[Some records]
====
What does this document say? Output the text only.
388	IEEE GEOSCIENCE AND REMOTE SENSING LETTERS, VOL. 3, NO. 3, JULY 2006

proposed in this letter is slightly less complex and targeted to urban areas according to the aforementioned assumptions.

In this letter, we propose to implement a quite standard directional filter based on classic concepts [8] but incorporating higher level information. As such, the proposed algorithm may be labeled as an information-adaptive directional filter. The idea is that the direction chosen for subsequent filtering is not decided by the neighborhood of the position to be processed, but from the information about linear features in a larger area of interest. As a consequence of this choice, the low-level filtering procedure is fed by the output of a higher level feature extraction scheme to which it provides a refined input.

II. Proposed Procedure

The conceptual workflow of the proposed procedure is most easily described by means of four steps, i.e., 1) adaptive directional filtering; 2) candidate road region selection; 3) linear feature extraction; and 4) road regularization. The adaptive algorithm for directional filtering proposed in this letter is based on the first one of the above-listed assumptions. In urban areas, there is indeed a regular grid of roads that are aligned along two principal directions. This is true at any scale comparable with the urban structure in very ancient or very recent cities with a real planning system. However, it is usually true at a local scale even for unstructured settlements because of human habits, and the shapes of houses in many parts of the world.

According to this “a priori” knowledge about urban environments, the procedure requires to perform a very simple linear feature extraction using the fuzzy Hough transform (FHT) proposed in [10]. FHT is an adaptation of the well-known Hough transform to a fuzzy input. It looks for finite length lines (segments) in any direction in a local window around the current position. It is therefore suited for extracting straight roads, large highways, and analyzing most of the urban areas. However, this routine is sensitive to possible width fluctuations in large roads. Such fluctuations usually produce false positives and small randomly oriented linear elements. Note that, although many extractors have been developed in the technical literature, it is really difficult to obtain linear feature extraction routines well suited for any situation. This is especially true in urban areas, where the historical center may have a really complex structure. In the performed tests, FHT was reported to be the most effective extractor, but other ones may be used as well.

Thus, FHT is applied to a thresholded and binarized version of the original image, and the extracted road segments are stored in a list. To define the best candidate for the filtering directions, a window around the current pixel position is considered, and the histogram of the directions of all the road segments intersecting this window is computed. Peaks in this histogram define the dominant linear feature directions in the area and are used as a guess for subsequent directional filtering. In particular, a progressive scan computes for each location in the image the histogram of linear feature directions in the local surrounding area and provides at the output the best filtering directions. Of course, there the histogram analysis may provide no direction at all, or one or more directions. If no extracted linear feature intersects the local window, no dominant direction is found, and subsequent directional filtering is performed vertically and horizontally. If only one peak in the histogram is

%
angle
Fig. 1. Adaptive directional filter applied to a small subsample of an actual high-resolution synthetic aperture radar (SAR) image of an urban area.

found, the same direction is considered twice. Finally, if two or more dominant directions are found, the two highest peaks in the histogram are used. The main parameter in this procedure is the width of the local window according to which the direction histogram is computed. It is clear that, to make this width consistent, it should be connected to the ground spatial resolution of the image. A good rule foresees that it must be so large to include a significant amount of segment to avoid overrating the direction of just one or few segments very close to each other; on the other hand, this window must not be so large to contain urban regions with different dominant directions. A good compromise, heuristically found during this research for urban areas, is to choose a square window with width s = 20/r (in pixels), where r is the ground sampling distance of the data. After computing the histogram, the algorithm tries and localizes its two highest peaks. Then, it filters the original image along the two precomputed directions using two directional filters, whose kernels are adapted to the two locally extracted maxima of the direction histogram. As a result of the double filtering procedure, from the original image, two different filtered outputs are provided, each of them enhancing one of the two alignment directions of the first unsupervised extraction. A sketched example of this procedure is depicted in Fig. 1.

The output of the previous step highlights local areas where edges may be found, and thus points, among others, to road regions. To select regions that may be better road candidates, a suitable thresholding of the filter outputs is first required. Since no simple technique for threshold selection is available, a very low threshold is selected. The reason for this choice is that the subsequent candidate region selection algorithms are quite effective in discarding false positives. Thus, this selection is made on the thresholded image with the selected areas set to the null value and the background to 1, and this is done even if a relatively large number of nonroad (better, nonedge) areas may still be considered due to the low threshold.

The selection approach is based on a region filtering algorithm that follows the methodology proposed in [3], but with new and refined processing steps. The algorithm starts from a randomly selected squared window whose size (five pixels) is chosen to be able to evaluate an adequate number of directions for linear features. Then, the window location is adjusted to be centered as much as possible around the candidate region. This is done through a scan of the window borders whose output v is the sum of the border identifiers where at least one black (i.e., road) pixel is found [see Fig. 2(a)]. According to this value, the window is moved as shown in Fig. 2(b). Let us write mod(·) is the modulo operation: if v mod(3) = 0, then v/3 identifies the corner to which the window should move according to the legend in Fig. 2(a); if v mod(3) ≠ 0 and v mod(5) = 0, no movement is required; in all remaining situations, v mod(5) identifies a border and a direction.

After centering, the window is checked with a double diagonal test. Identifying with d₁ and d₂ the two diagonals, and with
====
#### What is needed
Extract the complete listing above, reproducing each line exactly.

#### Right answer
What does this document say? Output the text only.
388	IEEE GEOSCIENCE AND REMOTE SENSING LETTERS, VOL. 3, NO. 3, JULY 2006

proposed in this letter is slightly less complex and targeted to urban areas according to the aforementioned assumptions.

In this letter, we propose to implement a quite standard directional filter based on classic concepts [8] but incorporating higher level information. As such, the proposed algorithm may be labeled as an information-adaptive directional filter. The idea is that the direction chosen for subsequent filtering is not decided by the neighborhood of the position to be processed, but from the information about linear features in a larger area of interest. As a consequence of this choice, the low-level filtering procedure is fed by the output of a higher level feature extraction scheme to which it provides a refined input.

II. Proposed Procedure

The conceptual workflow of the proposed procedure is most easily described by means of four steps, i.e., 1) adaptive directional filtering; 2) candidate road region selection; 3) linear feature extraction; and 4) road regularization. The adaptive algorithm for directional filtering proposed in this letter is based on the first one of the above-listed assumptions. In urban areas, there is indeed a regular grid of roads that are aligned along two principal directions. This is true at any scale comparable with the urban structure in very ancient or very recent cities with a real planning system. However, it is usually true at a local scale even for unstructured settlements because of human habits, and the shapes of houses in many parts of the world.

According to this “a priori” knowledge about urban environments, the procedure requires to perform a very simple linear feature extraction using the fuzzy Hough transform (FHT) proposed in [10]. FHT is an adaptation of the well-known Hough transform to a fuzzy input. It looks for finite length lines (segments) in any direction in a local window around the current position. It is therefore suited for extracting straight roads, large highways, and analyzing most of the urban areas. However, this routine is sensitive to possible width fluctuations in large roads. Such fluctuations usually produce false positives and small randomly oriented linear elements. Note that, although many extractors have been developed in the technical literature, it is really difficult to obtain linear feature extraction routines well suited for any situation. This is especially true in urban areas, where the historical center may have a really complex structure. In the performed tests, FHT was reported to be the most effective extractor, but other ones may be used as well.

Thus, FHT is applied to a thresholded and binarized version of the original image, and the extracted road segments are stored in a list. To define the best candidate for the filtering directions, a window around the current pixel position is considered, and the histogram of the directions of all the road segments intersecting this window is computed. Peaks in this histogram define the dominant linear feature directions in the area and are used as a guess for subsequent directional filtering. In particular, a progressive scan computes for each location in the image the histogram of linear feature directions in the local surrounding area and provides at the output the best filtering directions. Of course, there the histogram analysis may provide no direction at all, or one or more directions. If no extracted linear feature intersects the local window, no dominant direction is found, and subsequent directional filtering is performed vertically and horizontally. If only one peak in the histogram is

%
angle
Fig. 1. Adaptive directional filter applied to a small subsample of an actual high-resolution synthetic aperture radar (SAR) image of an urban area.

found, the same direction is considered twice. Finally, if two or more dominant directions are found, the two highest peaks in the histogram are used. The main parameter in this procedure is the width of the local window according to which the direction histogram is computed. It is clear that, to make this width consistent, it should be connected to the ground spatial resolution of the image. A good rule foresees that it must be so large to include a significant amount of segment to avoid overrating the direction of just one or few segments very close to each other; on the other hand, this window must not be so large to contain urban regions with different dominant directions. A good compromise, heuristically found during this research for urban areas, is to choose a square window with width s = 20/r (in pixels), where r is the ground sampling distance of the data. After computing the histogram, the algorithm tries and localizes its two highest peaks. Then, it filters the original image along the two precomputed directions using two directional filters, whose kernels are adapted to the two locally extracted maxima of the direction histogram. As a result of the double filtering procedure, from the original image, two different filtered outputs are provided, each of them enhancing one of the two alignment directions of the first unsupervised extraction. A sketched example of this procedure is depicted in Fig. 1.

The output of the previous step highlights local areas where edges may be found, and thus points, among others, to road regions. To select regions that may be better road candidates, a suitable thresholding of the filter outputs is first required. Since no simple technique for threshold selection is available, a very low threshold is selected. The reason for this choice is that the subsequent candidate region selection algorithms are quite effective in discarding false positives. Thus, this selection is made on the thresholded image with the selected areas set to the null value and the background to 1, and this is done even if a relatively large number of nonroad (better, nonedge) areas may still be considered due to the low threshold.

The selection approach is based on a region filtering algorithm that follows the methodology proposed in [3], but with new and refined processing steps. The algorithm starts from a randomly selected squared window whose size (five pixels) is chosen to be able to evaluate an adequate number of directions for linear features. Then, the window location is adjusted to be centered as much as possible around the candidate region. This is done through a scan of the window borders whose output v is the sum of the border identifiers where at least one black (i.e., road) pixel is found [see Fig. 2(a)]. According to this value, the window is moved as shown in Fig. 2(b). Let us write mod(·) is the modulo operation: if v mod(3) = 0, then v/3 identifies the corner to which the window should move according to the legend in Fig. 2(a); if v mod(3) ≠ 0 and v mod(5) = 0, no movement is required; in all remaining situations, v mod(5) identifies a border and a direction.

After centering, the window is checked with a double diagonal test. Identifying with d₁ and d₂ the two diagonals, and with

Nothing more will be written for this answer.